Dataset records ->
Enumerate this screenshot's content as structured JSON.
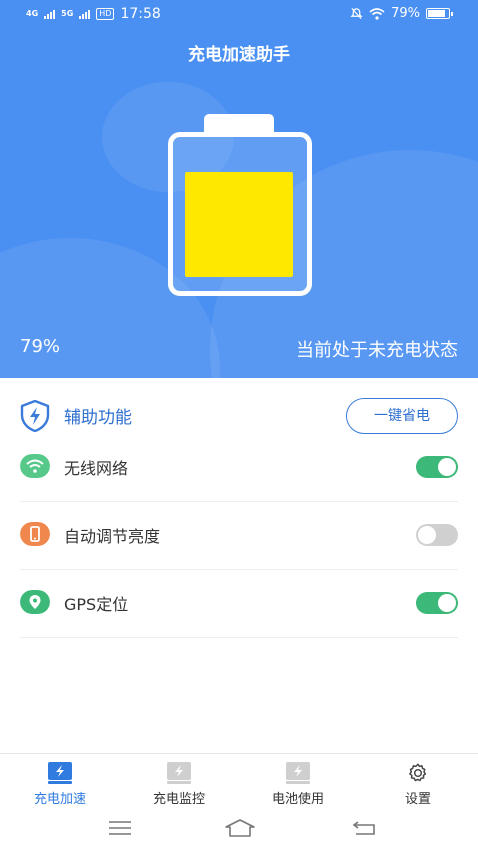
{
  "status_bar": {
    "net1": "4G",
    "net2": "5G",
    "hd": "HD",
    "time": "17:58",
    "battery_pct": "79%"
  },
  "header": {
    "title": "充电加速助手"
  },
  "battery": {
    "percent_label": "79%",
    "level": 0.79,
    "state": "当前处于未充电状态",
    "fill_color": "#ffe800"
  },
  "section": {
    "title": "辅助功能",
    "save_button": "一键省电"
  },
  "features": [
    {
      "label": "无线网络",
      "icon": "wifi-icon",
      "color": "#56c98a",
      "on": true
    },
    {
      "label": "自动调节亮度",
      "icon": "phone-icon",
      "color": "#f0874c",
      "on": false
    },
    {
      "label": "GPS定位",
      "icon": "location-icon",
      "color": "#3cb878",
      "on": true
    }
  ],
  "tabs": [
    {
      "label": "充电加速",
      "active": true
    },
    {
      "label": "充电监控",
      "active": false
    },
    {
      "label": "电池使用",
      "active": false
    },
    {
      "label": "设置",
      "active": false
    }
  ],
  "colors": {
    "primary": "#4a90f2",
    "accent_blue": "#2f7be0",
    "toggle_on": "#3cb878"
  }
}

Work to complete -> Where a line of the material above holds the string "icon", copy that line.

Exercise result ->
      "icon": "wifi-icon",
      "icon": "phone-icon",
      "icon": "location-icon",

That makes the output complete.